_Goal_
Repeat the material in full. Keep every line exactly as it is.

═══ Data for the task

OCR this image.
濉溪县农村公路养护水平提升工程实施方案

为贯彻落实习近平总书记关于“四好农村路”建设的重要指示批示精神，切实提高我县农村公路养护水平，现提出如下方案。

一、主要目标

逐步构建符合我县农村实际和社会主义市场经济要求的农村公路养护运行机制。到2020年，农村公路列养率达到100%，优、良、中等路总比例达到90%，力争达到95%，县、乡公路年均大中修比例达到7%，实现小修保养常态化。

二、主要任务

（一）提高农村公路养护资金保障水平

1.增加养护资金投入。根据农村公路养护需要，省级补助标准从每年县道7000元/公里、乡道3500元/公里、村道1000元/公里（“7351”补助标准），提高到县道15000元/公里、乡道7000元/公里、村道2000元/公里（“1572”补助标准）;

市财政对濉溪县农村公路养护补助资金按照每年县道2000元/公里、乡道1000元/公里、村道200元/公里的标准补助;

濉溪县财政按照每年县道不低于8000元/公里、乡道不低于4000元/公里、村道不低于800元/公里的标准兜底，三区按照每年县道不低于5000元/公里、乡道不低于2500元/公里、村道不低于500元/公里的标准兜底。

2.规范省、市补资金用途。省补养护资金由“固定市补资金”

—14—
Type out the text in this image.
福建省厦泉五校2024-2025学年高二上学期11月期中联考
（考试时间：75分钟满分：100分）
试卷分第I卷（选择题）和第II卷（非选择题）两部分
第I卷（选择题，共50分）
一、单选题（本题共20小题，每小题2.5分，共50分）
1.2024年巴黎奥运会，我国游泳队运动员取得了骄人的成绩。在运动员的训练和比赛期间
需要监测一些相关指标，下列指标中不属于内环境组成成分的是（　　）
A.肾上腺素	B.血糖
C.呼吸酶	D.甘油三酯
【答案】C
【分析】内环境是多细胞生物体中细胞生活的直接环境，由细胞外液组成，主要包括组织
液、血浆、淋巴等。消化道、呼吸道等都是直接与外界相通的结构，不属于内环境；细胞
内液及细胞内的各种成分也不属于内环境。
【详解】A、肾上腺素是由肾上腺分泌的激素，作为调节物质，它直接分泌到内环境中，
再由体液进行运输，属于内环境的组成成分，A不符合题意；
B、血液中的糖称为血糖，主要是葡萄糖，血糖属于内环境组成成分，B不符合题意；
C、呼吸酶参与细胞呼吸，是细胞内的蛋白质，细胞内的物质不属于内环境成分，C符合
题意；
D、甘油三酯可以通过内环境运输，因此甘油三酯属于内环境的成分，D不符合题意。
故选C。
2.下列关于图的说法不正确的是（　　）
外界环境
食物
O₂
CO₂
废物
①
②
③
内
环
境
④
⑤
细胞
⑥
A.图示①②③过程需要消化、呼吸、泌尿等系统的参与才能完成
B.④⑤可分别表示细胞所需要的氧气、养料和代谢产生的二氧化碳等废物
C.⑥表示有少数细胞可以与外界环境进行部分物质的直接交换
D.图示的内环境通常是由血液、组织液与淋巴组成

══════

_Solution for this exercise_
OCR this image.
濉溪县农村公路养护水平提升工程实施方案

为贯彻落实习近平总书记关于“四好农村路”建设的重要指示批示精神，切实提高我县农村公路养护水平，现提出如下方案。

一、主要目标

逐步构建符合我县农村实际和社会主义市场经济要求的农村公路养护运行机制。到2020年，农村公路列养率达到100%，优、良、中等路总比例达到90%，力争达到95%，县、乡公路年均大中修比例达到7%，实现小修保养常态化。

二、主要任务

（一）提高农村公路养护资金保障水平

1.增加养护资金投入。根据农村公路养护需要，省级补助标准从每年县道7000元/公里、乡道3500元/公里、村道1000元/公里（“7351”补助标准），提高到县道15000元/公里、乡道7000元/公里、村道2000元/公里（“1572”补助标准）;

市财政对濉溪县农村公路养护补助资金按照每年县道2000元/公里、乡道1000元/公里、村道200元/公里的标准补助;

濉溪县财政按照每年县道不低于8000元/公里、乡道不低于4000元/公里、村道不低于800元/公里的标准兜底，三区按照每年县道不低于5000元/公里、乡道不低于2500元/公里、村道不低于500元/公里的标准兜底。

2.规范省、市补资金用途。省补养护资金由“固定市补资金”

—14—
Type out the text in this image.
福建省厦泉五校2024-2025学年高二上学期11月期中联考
（考试时间：75分钟满分：100分）
试卷分第I卷（选择题）和第II卷（非选择题）两部分
第I卷（选择题，共50分）
一、单选题（本题共20小题，每小题2.5分，共50分）
1.2024年巴黎奥运会，我国游泳队运动员取得了骄人的成绩。在运动员的训练和比赛期间
需要监测一些相关指标，下列指标中不属于内环境组成成分的是（　　）
A.肾上腺素	B.血糖
C.呼吸酶	D.甘油三酯
【答案】C
【分析】内环境是多细胞生物体中细胞生活的直接环境，由细胞外液组成，主要包括组织
液、血浆、淋巴等。消化道、呼吸道等都是直接与外界相通的结构，不属于内环境；细胞
内液及细胞内的各种成分也不属于内环境。
【详解】A、肾上腺素是由肾上腺分泌的激素，作为调节物质，它直接分泌到内环境中，
再由体液进行运输，属于内环境的组成成分，A不符合题意；
B、血液中的糖称为血糖，主要是葡萄糖，血糖属于内环境组成成分，B不符合题意；
C、呼吸酶参与细胞呼吸，是细胞内的蛋白质，细胞内的物质不属于内环境成分，C符合
题意；
D、甘油三酯可以通过内环境运输，因此甘油三酯属于内环境的成分，D不符合题意。
故选C。
2.下列关于图的说法不正确的是（　　）
外界环境
食物
O₂
CO₂
废物
①
②
③
内
环
境
④
⑤
细胞
⑥
A.图示①②③过程需要消化、呼吸、泌尿等系统的参与才能完成
B.④⑤可分别表示细胞所需要的氧气、养料和代谢产生的二氧化碳等废物
C.⑥表示有少数细胞可以与外界环境进行部分物质的直接交换
D.图示的内环境通常是由血液、组织液与淋巴组成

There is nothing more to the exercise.